- [TASK DETAILS]
Determine the number of lines holding the word "Mitgliedersuche"; answer with that number only.
--- start of PROVIDED ENTRIES ---
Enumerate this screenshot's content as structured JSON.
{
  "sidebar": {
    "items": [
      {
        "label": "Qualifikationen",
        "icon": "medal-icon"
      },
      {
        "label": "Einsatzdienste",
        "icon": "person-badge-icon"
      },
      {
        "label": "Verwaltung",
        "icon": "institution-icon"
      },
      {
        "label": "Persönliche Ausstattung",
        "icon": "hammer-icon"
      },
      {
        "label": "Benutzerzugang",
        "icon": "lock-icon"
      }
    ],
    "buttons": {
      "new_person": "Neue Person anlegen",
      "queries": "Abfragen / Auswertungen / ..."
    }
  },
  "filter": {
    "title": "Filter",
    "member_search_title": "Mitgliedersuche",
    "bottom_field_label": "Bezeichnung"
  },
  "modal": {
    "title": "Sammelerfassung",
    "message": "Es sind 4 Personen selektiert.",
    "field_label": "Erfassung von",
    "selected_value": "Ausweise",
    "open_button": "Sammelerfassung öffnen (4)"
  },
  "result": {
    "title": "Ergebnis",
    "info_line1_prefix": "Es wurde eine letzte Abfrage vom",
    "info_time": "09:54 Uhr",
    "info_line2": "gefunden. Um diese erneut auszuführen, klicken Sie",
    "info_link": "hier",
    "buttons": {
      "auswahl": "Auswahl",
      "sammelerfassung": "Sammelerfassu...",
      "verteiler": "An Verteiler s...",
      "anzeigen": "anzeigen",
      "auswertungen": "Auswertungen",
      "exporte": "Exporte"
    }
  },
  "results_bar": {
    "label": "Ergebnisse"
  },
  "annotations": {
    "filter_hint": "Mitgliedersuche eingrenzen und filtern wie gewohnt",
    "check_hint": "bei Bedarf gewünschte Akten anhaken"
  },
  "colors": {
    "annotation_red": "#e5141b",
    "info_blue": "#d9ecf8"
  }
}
--- end of PROVIDED ENTRIES ---
- [SOLUTION TO THIS TASK]
2